YOUR GOAL: Copy out every line in which the string "color" occurs.

RECORDS TO USE:
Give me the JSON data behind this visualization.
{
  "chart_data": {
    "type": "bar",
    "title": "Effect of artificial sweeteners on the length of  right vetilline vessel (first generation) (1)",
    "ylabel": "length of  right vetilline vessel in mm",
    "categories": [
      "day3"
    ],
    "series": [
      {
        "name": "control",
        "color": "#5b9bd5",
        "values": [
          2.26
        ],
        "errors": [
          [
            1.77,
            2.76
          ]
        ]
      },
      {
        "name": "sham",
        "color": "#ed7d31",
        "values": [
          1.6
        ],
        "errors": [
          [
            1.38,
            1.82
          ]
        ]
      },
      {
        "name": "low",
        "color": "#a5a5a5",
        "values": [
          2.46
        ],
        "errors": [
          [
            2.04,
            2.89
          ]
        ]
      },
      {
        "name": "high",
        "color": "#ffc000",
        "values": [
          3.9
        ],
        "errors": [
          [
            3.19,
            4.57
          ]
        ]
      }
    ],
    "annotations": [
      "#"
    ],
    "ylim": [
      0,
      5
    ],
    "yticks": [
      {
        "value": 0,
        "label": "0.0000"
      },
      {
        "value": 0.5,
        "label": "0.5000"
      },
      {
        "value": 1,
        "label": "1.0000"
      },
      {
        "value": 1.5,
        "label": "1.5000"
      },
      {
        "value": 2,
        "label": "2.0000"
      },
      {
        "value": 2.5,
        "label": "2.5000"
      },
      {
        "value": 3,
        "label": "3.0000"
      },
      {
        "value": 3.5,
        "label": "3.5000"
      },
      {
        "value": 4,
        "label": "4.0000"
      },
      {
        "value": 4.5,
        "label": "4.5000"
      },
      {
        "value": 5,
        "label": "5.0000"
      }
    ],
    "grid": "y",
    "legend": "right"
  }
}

RESULT OF THIS EXERCISE:
        "color": "#5b9bd5",
        "color": "#ed7d31",
        "color": "#a5a5a5",
        "color": "#ffc000",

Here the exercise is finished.